Stored data entries

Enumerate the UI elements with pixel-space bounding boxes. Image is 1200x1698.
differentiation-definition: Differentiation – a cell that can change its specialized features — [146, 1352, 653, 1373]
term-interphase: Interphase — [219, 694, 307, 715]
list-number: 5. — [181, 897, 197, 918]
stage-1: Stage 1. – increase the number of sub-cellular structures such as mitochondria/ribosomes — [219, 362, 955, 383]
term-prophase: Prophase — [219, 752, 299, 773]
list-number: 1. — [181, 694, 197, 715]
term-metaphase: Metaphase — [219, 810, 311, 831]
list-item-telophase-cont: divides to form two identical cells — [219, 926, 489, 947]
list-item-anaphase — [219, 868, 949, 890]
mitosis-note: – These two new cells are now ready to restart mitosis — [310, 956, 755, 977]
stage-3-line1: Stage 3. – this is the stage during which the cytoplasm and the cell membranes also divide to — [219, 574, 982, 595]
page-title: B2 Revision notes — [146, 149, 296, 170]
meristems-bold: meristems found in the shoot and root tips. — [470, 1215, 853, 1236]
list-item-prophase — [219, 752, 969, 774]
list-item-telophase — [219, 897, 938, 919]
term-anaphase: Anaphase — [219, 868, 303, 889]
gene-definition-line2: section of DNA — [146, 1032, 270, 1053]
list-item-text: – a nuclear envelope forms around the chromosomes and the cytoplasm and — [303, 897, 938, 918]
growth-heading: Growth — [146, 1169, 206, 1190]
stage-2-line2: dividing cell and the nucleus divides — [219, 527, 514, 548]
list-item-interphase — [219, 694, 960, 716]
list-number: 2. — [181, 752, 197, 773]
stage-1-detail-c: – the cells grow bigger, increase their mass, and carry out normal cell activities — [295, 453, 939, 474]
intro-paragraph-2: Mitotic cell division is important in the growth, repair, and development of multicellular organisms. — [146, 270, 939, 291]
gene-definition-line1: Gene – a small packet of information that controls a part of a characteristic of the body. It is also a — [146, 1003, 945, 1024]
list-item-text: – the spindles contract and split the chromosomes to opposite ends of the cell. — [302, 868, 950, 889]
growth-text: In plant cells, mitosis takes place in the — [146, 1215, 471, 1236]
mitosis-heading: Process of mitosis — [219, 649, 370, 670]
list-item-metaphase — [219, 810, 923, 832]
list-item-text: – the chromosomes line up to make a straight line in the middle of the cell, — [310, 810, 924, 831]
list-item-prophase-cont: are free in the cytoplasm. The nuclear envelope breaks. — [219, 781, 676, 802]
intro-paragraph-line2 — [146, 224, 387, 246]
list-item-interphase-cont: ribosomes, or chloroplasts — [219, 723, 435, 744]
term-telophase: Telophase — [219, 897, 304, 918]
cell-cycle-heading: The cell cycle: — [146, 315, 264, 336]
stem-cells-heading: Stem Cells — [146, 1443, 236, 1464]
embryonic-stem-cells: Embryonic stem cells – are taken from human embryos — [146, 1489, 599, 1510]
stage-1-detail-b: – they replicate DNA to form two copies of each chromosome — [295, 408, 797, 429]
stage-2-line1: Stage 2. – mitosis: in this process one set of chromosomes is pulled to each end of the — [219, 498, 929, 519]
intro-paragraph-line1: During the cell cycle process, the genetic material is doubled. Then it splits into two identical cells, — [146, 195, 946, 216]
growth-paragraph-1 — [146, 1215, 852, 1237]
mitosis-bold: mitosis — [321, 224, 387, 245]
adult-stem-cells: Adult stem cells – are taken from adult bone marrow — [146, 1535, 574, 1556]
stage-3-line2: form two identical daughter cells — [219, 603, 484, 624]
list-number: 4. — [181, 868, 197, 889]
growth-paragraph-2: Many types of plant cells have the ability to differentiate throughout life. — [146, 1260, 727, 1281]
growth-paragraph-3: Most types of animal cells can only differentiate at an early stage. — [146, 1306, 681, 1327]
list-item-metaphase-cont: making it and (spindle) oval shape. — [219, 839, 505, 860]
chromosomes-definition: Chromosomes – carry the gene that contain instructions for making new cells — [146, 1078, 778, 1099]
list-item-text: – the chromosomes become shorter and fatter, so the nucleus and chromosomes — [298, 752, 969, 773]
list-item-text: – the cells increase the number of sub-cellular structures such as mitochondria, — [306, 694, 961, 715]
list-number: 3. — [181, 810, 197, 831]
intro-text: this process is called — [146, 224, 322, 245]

**What is needed**
Every line of the records should be reproduced exactly.

**Solved exercise**
Enumerate the UI elements with pixel-space bounding boxes. Image is 1200x1698.
differentiation-definition: Differentiation – a cell that can change its specialized features — [146, 1352, 653, 1373]
term-interphase: Interphase — [219, 694, 307, 715]
list-number: 5. — [181, 897, 197, 918]
stage-1: Stage 1. – increase the number of sub-cellular structures such as mitochondria/ribosomes — [219, 362, 955, 383]
term-prophase: Prophase — [219, 752, 299, 773]
list-number: 1. — [181, 694, 197, 715]
term-metaphase: Metaphase — [219, 810, 311, 831]
list-item-telophase-cont: divides to form two identical cells — [219, 926, 489, 947]
list-item-anaphase — [219, 868, 949, 890]
mitosis-note: – These two new cells are now ready to restart mitosis — [310, 956, 755, 977]
stage-3-line1: Stage 3. – this is the stage during which the cytoplasm and the cell membranes also divide to — [219, 574, 982, 595]
page-title: B2 Revision notes — [146, 149, 296, 170]
meristems-bold: meristems found in the shoot and root tips. — [470, 1215, 853, 1236]
list-item-prophase — [219, 752, 969, 774]
list-item-telophase — [219, 897, 938, 919]
term-anaphase: Anaphase — [219, 868, 303, 889]
gene-definition-line2: section of DNA — [146, 1032, 270, 1053]
list-item-text: – a nuclear envelope forms around the chromosomes and the cytoplasm and — [303, 897, 938, 918]
growth-heading: Growth — [146, 1169, 206, 1190]
stage-2-line2: dividing cell and the nucleus divides — [219, 527, 514, 548]
list-item-interphase — [219, 694, 960, 716]
list-number: 2. — [181, 752, 197, 773]
stage-1-detail-c: – the cells grow bigger, increase their mass, and carry out normal cell activities — [295, 453, 939, 474]
intro-paragraph-2: Mitotic cell division is important in the growth, repair, and development of multicellular organisms. — [146, 270, 939, 291]
gene-definition-line1: Gene – a small packet of information that controls a part of a characteristic of the body. It is also a — [146, 1003, 945, 1024]
list-item-text: – the spindles contract and split the chromosomes to opposite ends of the cell. — [302, 868, 950, 889]
growth-text: In plant cells, mitosis takes place in the — [146, 1215, 471, 1236]
mitosis-heading: Process of mitosis — [219, 649, 370, 670]
list-item-metaphase — [219, 810, 923, 832]
list-item-text: – the chromosomes line up to make a straight line in the middle of the cell, — [310, 810, 924, 831]
list-item-prophase-cont: are free in the cytoplasm. The nuclear envelope breaks. — [219, 781, 676, 802]
intro-paragraph-line2 — [146, 224, 387, 246]
list-item-interphase-cont: ribosomes, or chloroplasts — [219, 723, 435, 744]
term-telophase: Telophase — [219, 897, 304, 918]
cell-cycle-heading: The cell cycle: — [146, 315, 264, 336]
stem-cells-heading: Stem Cells — [146, 1443, 236, 1464]
embryonic-stem-cells: Embryonic stem cells – are taken from human embryos — [146, 1489, 599, 1510]
stage-1-detail-b: – they replicate DNA to form two copies of each chromosome — [295, 408, 797, 429]
stage-2-line1: Stage 2. – mitosis: in this process one set of chromosomes is pulled to each end of the — [219, 498, 929, 519]
intro-paragraph-line1: During the cell cycle process, the genetic material is doubled. Then it splits into two identical cells, — [146, 195, 946, 216]
growth-paragraph-1 — [146, 1215, 852, 1237]
mitosis-bold: mitosis — [321, 224, 387, 245]
adult-stem-cells: Adult stem cells – are taken from adult bone marrow — [146, 1535, 574, 1556]
stage-3-line2: form two identical daughter cells — [219, 603, 484, 624]
list-number: 4. — [181, 868, 197, 889]
growth-paragraph-2: Many types of plant cells have the ability to differentiate throughout life. — [146, 1260, 727, 1281]
growth-paragraph-3: Most types of animal cells can only differentiate at an early stage. — [146, 1306, 681, 1327]
list-item-metaphase-cont: making it and (spindle) oval shape. — [219, 839, 505, 860]
chromosomes-definition: Chromosomes – carry the gene that contain instructions for making new cells — [146, 1078, 778, 1099]
list-item-text: – the chromosomes become shorter and fatter, so the nucleus and chromosomes — [298, 752, 969, 773]
list-item-text: – the cells increase the number of sub-cellular structures such as mitochondria, — [306, 694, 961, 715]
list-number: 3. — [181, 810, 197, 831]
intro-text: this process is called — [146, 224, 322, 245]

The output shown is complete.